WHAT YOU ARE ASKED TO DO: Carry none of the pictures over; write out the complete data exactly.

Stored records:

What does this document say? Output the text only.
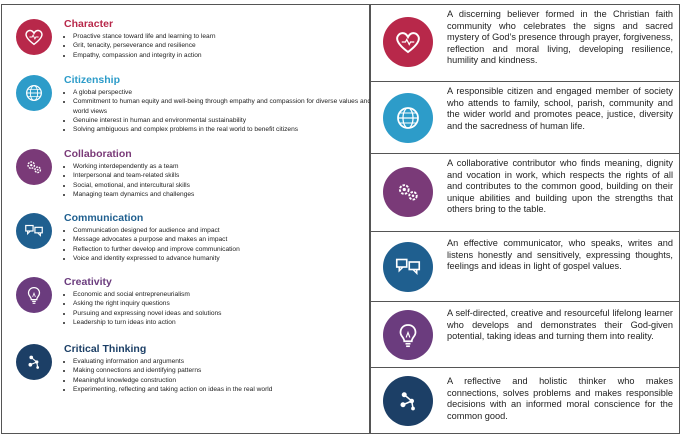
Character
• Proactive stance toward life and learning to learn
• Grit, tenacity, perseverance and resilience
• Empathy, compassion and integrity in action
Citizenship
• A global perspective
• Commitment to human equity and well-being through empathy and compassion for diverse values and world views
• Genuine interest in human and environmental sustainability
• Solving ambiguous and complex problems in the real world to benefit citizens
Collaboration
• Working interdependently as a team
• Interpersonal and team-related skills
• Social, emotional, and intercultural skills
• Managing team dynamics and challenges
Communication
• Communication designed for audience and impact
• Message advocates a purpose and makes an impact
• Reflection to further develop and improve communication
• Voice and identity expressed to advance humanity
Creativity
• Economic and social entrepreneurialism
• Asking the right inquiry questions
• Pursuing and expressing novel ideas and solutions
• Leadership to turn ideas into action
Critical Thinking
• Evaluating information and arguments
• Making connections and identifying patterns
• Meaningful knowledge construction
• Experimenting, reflecting and taking action on ideas in the real world
A discerning believer formed in the Christian faith community who celebrates the signs and sacred mystery of God’s presence through prayer, forgiveness, reflection and moral living, developing resilience, humility and kindness.
A responsible citizen and engaged member of society who attends to family, school, parish, community and the wider world and promotes peace, justice, diversity and the sacredness of human life.
A collaborative contributor who finds meaning, dignity and vocation in work, which respects the rights of all and contributes to the common good, building on their unique abilities and building upon the strengths that others bring to the table.
An effective communicator, who speaks, writes and listens honestly and sensitively, expressing thoughts, feelings and ideas in light of gospel values.
A self-directed, creative and resourceful lifelong learner who develops and demonstrates their God-given potential, taking ideas and turning them into reality.
A reflective and holistic thinker who makes connections, solves problems and makes responsible decisions with an informed moral conscience for the common good.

COMPLETED TASK:
What does this document say? Output the text only.
Character
• Proactive stance toward life and learning to learn
• Grit, tenacity, perseverance and resilience
• Empathy, compassion and integrity in action
Citizenship
• A global perspective
• Commitment to human equity and well-being through empathy and compassion for diverse values and world views
• Genuine interest in human and environmental sustainability
• Solving ambiguous and complex problems in the real world to benefit citizens
Collaboration
• Working interdependently as a team
• Interpersonal and team-related skills
• Social, emotional, and intercultural skills
• Managing team dynamics and challenges
Communication
• Communication designed for audience and impact
• Message advocates a purpose and makes an impact
• Reflection to further develop and improve communication
• Voice and identity expressed to advance humanity
Creativity
• Economic and social entrepreneurialism
• Asking the right inquiry questions
• Pursuing and expressing novel ideas and solutions
• Leadership to turn ideas into action
Critical Thinking
• Evaluating information and arguments
• Making connections and identifying patterns
• Meaningful knowledge construction
• Experimenting, reflecting and taking action on ideas in the real world
A discerning believer formed in the Christian faith community who celebrates the signs and sacred mystery of God’s presence through prayer, forgiveness, reflection and moral living, developing resilience, humility and kindness.
A responsible citizen and engaged member of society who attends to family, school, parish, community and the wider world and promotes peace, justice, diversity and the sacredness of human life.
A collaborative contributor who finds meaning, dignity and vocation in work, which respects the rights of all and contributes to the common good, building on their unique abilities and building upon the strengths that others bring to the table.
An effective communicator, who speaks, writes and listens honestly and sensitively, expressing thoughts, feelings and ideas in light of gospel values.
A self-directed, creative and resourceful lifelong learner who develops and demonstrates their God-given potential, taking ideas and turning them into reality.
A reflective and holistic thinker who makes connections, solves problems and makes responsible decisions with an informed moral conscience for the common good.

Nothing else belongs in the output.